■ **Set problem**
Search the data for the word "Global". Reproduce every line where it is found.

■ **Material to process**
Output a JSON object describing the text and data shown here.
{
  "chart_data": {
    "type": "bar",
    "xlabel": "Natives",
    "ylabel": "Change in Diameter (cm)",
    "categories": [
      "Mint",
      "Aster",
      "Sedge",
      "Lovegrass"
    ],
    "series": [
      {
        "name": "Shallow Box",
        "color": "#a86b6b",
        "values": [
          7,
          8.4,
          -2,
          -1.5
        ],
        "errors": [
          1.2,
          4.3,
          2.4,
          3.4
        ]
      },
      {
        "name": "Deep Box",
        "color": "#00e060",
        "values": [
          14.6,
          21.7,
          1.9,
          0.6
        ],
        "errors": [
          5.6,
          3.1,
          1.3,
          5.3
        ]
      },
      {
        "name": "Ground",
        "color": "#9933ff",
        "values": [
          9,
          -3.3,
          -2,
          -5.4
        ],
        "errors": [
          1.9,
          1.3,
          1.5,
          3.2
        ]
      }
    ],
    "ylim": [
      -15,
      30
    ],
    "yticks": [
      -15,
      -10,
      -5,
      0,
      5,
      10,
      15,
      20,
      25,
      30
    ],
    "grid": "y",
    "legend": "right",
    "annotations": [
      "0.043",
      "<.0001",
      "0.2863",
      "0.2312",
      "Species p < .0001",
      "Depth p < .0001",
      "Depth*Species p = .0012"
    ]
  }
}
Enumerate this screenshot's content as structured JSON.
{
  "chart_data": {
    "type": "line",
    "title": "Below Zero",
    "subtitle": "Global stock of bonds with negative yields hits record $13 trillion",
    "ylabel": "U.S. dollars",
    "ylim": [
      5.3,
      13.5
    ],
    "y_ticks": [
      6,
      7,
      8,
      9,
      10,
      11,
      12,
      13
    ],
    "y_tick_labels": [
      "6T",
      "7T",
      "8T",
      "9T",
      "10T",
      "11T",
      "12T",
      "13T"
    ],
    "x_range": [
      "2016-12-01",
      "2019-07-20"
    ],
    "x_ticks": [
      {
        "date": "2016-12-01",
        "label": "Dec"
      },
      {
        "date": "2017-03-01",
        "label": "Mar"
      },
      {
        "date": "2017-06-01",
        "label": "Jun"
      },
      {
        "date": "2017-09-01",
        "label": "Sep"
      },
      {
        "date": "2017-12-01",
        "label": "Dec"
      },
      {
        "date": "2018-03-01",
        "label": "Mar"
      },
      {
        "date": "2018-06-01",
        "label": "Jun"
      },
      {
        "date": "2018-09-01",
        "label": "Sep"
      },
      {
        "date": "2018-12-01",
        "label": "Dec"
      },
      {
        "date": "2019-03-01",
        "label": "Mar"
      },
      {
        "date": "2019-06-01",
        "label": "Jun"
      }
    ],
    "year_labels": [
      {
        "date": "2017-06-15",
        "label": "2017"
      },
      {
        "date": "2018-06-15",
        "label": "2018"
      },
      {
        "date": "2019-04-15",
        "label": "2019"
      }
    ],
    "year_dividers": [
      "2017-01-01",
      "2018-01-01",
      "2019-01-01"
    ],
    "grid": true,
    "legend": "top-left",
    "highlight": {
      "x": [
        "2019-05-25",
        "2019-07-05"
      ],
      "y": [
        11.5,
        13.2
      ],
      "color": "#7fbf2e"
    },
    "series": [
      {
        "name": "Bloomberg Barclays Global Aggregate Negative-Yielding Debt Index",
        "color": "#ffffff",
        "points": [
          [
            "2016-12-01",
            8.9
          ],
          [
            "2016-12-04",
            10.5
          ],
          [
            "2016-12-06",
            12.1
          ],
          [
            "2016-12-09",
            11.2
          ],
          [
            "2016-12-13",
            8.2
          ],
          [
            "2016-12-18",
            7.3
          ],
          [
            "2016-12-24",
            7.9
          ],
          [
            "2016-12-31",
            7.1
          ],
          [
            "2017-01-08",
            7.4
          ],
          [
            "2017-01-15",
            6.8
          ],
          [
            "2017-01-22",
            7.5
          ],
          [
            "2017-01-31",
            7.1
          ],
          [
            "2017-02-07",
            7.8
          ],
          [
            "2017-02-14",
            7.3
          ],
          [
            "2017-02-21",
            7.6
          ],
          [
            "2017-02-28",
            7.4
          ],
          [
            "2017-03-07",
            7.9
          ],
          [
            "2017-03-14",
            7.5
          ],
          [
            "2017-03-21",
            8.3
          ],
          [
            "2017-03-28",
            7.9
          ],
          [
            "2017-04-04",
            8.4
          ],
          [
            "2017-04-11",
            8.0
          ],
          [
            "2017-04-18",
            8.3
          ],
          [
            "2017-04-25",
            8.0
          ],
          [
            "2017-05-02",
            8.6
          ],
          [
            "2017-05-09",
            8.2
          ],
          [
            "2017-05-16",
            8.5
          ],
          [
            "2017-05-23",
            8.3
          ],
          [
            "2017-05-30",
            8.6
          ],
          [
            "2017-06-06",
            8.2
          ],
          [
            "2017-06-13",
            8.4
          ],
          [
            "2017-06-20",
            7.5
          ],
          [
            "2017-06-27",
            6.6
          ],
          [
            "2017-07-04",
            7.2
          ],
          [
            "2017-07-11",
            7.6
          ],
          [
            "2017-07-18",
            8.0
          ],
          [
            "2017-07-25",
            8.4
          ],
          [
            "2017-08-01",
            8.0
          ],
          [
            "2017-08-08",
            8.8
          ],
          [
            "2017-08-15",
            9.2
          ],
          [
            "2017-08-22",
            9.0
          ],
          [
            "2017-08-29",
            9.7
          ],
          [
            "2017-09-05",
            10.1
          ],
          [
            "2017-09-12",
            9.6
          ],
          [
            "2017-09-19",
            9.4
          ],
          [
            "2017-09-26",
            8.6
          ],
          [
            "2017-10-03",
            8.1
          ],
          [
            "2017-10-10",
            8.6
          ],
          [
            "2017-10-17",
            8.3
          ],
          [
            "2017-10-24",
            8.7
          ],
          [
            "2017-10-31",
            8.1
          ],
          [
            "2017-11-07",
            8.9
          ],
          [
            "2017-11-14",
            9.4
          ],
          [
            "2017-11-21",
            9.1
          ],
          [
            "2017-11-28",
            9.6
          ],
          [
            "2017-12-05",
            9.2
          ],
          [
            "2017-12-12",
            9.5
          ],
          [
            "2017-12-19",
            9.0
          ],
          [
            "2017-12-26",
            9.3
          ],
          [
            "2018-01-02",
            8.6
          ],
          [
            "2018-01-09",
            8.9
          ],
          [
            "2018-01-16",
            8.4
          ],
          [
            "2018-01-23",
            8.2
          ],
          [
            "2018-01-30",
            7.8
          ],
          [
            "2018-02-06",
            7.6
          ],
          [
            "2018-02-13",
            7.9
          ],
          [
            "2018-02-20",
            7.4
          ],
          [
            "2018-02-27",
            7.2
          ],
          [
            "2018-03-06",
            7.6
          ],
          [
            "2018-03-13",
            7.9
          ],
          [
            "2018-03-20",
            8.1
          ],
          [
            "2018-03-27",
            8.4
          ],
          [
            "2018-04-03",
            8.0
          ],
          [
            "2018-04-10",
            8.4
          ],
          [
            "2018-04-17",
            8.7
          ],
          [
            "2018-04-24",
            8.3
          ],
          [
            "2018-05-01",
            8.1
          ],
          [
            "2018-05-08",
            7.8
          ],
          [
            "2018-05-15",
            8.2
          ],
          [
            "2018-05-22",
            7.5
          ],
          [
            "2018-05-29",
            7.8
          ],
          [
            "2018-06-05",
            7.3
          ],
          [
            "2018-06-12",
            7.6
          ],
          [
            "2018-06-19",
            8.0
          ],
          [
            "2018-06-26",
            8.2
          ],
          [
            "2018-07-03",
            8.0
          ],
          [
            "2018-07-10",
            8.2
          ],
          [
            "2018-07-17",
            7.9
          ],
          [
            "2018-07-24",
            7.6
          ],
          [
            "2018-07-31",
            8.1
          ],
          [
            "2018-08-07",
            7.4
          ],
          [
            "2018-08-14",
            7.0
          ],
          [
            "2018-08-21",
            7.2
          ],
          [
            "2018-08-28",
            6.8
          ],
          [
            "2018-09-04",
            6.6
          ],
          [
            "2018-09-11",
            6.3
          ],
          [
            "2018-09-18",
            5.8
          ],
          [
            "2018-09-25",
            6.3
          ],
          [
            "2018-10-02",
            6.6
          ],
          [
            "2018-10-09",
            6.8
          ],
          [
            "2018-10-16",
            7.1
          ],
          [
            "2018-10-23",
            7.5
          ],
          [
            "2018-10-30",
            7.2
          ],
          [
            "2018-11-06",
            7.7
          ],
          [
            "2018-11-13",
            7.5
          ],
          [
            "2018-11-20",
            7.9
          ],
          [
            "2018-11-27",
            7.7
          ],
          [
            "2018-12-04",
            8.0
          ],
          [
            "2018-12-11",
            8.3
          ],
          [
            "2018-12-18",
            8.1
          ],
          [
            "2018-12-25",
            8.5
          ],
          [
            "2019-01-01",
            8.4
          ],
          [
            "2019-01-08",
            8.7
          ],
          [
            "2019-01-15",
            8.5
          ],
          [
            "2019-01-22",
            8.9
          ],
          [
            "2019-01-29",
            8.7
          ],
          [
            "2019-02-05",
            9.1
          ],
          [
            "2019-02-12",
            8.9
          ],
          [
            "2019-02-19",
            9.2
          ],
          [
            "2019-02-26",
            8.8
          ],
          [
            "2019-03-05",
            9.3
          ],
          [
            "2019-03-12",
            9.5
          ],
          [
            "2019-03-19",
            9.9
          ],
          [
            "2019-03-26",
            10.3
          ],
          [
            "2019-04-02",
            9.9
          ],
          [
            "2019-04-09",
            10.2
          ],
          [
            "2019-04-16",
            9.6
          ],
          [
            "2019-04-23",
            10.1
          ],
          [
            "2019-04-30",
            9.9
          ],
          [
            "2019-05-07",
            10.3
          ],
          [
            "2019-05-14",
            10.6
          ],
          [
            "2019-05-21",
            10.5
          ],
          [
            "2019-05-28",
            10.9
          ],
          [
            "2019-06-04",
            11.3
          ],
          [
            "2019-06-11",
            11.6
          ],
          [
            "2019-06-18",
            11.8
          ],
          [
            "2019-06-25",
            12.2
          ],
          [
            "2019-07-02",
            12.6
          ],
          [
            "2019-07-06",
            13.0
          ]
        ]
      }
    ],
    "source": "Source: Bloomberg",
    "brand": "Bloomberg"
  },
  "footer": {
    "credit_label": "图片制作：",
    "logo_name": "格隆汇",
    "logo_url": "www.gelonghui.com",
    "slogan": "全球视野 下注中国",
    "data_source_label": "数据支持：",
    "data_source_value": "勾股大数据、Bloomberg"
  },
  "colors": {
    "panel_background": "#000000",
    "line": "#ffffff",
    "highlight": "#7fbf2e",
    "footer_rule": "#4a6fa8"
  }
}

■ **Task answer**
    "subtitle": "Global stock of bonds with negative yields hits record $13 trillion",
        "name": "Bloomberg Barclays Global Aggregate Negative-Yielding Debt Index",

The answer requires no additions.